Exercise goal:
Using the entries that follow, collect the lines where the word "this" appears.

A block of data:
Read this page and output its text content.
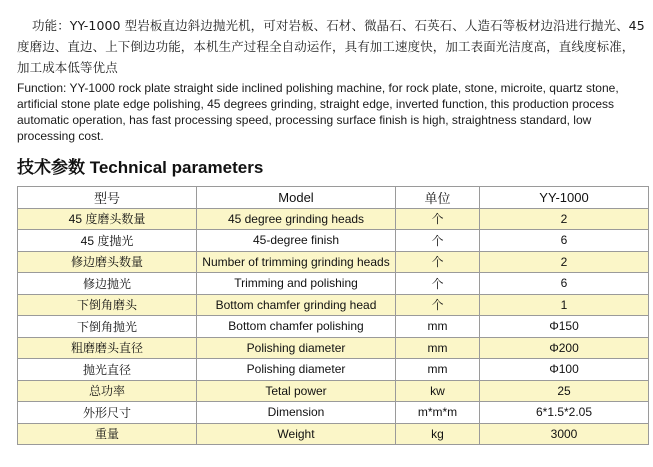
功能：YY-1000 型岩板直边斜边抛光机，可对岩板、石材、微晶石、石英石、人造石等板材边沿进行抛光、45度磨边、直边、上下倒边功能，本机生产过程全自动运作，具有加工速度快，加工表面光洁度高，直线度标准，加工成本低等优点
Function: YY-1000 rock plate straight side inclined polishing machine, for rock plate, stone, microite, quartz stone, artificial stone plate edge polishing, 45 degrees grinding, straight edge, inverted function, this production process automatic operation, has fast processing speed, processing surface finish is high, straightness standard, low processing cost.
技术参数 Technical parameters
型号	Model	单位	YY-1000
45 度磨头数量	45 degree grinding heads	个	2
45 度抛光	45-degree finish	个	6
修边磨头数量	Number of trimming grinding heads	个	2
修边抛光	Trimming and polishing	个	6
下倒角磨头	Bottom chamfer grinding head	个	1
下倒角抛光	Bottom chamfer polishing	mm	Φ150
粗磨磨头直径	Polishing diameter	mm	Φ200
抛光直径	Polishing diameter	mm	Φ100
总功率	Tetal power	kw	25
外形尺寸	Dimension	m*m*m	6*1.5*2.05
重量	Weight	kg	3000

Written solution:
Read this page and output its text content.
Function: YY-1000 rock plate straight side inclined polishing machine, for rock plate, stone, microite, quartz stone, artificial stone plate edge polishing, 45 degrees grinding, straight edge, inverted function, this production process automatic operation, has fast processing speed, processing surface finish is high, straightness standard, low processing cost.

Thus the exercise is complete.